** REQUIRED WORK **
Copy out each line containing "name" from the entries below.

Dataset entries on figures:
* START *

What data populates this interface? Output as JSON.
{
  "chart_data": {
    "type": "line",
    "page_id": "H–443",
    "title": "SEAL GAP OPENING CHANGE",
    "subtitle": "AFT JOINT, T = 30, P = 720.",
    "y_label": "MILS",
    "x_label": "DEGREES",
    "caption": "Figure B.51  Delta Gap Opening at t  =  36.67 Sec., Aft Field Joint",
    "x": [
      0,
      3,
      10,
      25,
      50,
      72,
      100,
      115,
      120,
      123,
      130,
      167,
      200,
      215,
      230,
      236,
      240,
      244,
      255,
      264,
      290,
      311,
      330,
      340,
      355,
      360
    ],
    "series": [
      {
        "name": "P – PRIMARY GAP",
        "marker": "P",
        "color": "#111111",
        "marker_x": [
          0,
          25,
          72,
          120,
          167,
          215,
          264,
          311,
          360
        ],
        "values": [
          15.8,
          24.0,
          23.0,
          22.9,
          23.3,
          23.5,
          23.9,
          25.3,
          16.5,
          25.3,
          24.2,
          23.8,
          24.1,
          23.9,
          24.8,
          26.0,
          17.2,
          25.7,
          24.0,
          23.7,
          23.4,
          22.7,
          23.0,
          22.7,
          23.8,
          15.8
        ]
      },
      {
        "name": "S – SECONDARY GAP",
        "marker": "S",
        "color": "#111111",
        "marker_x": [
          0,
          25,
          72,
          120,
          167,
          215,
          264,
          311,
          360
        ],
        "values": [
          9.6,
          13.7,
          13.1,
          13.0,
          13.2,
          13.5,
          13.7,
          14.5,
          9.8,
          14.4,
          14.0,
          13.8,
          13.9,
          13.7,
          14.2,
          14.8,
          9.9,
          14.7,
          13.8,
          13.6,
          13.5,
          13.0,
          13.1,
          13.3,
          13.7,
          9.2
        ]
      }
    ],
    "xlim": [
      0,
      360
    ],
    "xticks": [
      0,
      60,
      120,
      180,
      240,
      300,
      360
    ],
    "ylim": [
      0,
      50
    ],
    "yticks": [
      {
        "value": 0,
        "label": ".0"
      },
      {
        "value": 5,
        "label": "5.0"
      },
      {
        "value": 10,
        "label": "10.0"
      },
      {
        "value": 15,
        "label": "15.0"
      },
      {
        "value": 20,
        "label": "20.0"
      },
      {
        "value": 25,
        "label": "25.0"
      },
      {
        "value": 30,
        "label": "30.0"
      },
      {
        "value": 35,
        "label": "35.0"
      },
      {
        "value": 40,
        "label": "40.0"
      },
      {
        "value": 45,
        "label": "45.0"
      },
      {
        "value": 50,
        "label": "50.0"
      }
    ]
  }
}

* END *

** FULL OUTPUT **
        "name": "P – PRIMARY GAP",
        "name": "S – SECONDARY GAP",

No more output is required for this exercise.